### FRAGMENTO SELECCIONADO
•••••
Un espectro de cuestiones que va desde lo hormonal a lo cultural lleva a que el conflicto decante, a veces, en ansiedad y depresión. “Como el organismo es un conjunto indisociable, este malestar se refleja en su salud, ya sea en su sistema gastrointestinal, cardiovascular, migrañas, o con infecciones a repetición, o alteraciones endócrinas”, aclara.

Ataque a la identidad

Una vida cotidiana con amenazas solapadas, interpretando caras largas y sarcasmos se torna difícil, asfixia la propia identidad y exige una sobreadaptación que deja en el camino pedacitos de personalidad. “En general, estas cosas les suceden a mujeres vulnerables, inseguras, que han tenido una historia familiar de descuido parental y pueden aguantar esto por años. Suelen tener la sensación de que si terminan esta relación no va a haber otra, que se van a quedar solas, que tal vez estén exagerando… No validan su propia percepción”, dice Faur.
•••••
### EJERCICIOS PROPUESTOS
A) Responda estas preguntas sobre el fragmento acerca del malestar en la relación:
(i) ¿En qué dos trastornos puede decantar a veces el conflicto?
(ii) ¿Qué dos sistemas del organismo nombra la cita que empieza con "Como el organismo es un conjunto indisociable"?
(iii) Según Faur, ¿qué historia familiar han tenido en general las mujeres a quienes les suceden estas cosas?
B) Siga escribiendo el fragmento sobre el malestar en la relación a partir de su última oración.
•••••
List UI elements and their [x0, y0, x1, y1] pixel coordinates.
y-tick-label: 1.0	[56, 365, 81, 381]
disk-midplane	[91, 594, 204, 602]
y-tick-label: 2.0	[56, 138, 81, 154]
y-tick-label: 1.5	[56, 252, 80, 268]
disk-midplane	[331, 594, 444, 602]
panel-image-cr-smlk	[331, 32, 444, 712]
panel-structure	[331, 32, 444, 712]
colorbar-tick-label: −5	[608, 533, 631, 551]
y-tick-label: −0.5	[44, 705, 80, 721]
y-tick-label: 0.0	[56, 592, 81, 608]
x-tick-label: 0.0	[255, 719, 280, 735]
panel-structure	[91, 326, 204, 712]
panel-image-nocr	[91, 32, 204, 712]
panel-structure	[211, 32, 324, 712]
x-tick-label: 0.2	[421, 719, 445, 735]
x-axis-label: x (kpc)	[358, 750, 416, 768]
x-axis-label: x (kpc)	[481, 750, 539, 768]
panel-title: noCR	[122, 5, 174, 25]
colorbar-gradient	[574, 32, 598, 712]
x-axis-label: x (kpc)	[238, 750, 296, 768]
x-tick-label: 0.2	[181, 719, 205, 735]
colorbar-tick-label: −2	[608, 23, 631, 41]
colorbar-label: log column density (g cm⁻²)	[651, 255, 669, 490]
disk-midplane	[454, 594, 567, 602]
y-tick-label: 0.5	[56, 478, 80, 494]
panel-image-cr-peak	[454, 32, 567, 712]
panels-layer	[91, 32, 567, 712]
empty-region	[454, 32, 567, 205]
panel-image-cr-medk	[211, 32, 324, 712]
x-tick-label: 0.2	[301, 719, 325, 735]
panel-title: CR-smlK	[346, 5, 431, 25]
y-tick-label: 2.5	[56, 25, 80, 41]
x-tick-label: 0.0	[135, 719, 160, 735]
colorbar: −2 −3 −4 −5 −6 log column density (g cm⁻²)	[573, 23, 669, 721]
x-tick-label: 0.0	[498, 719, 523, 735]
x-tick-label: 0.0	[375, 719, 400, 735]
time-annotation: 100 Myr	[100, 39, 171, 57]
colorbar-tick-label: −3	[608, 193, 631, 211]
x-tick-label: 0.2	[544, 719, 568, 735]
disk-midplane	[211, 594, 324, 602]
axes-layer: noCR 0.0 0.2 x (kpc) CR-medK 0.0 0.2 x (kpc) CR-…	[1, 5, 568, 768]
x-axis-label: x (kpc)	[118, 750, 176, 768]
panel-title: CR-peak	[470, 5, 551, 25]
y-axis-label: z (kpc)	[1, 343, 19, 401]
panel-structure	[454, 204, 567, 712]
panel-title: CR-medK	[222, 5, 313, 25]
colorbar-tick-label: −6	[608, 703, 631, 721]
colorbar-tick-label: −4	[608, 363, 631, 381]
•••••
### RESPUESTAS POR EJERCICIO
A)
(i) En ansiedad y depresión.
(ii) El gastrointestinal y el cardiovascular.
(iii) Una historia familiar de descuido parental.

B)
¿Cómo salir de semejante embrollo? Para Faur, lo primero es tomar conciencia y no naturalizar el maltrato. “El amor no se padece, no tiene que ser una tortura cotidiana. Todos los matrimonios discuten y tienen desavenencias, el amor romántico y perfecto existe sólo en la ficción. Un amor sano es tener un compañero en el que se pueda confiar y que se detenga frente al dolor que le puede causar al otro. Si a tu dolor el otro responde con indiferencia o ni siquiera se hace responsable de su parte, el vínculo no está funcionando bien. El desamor enferma, destruye la dignidad y la capacidad de las personas, les mutila la esperanza y progresivamente las transforma en seres insignificantes”.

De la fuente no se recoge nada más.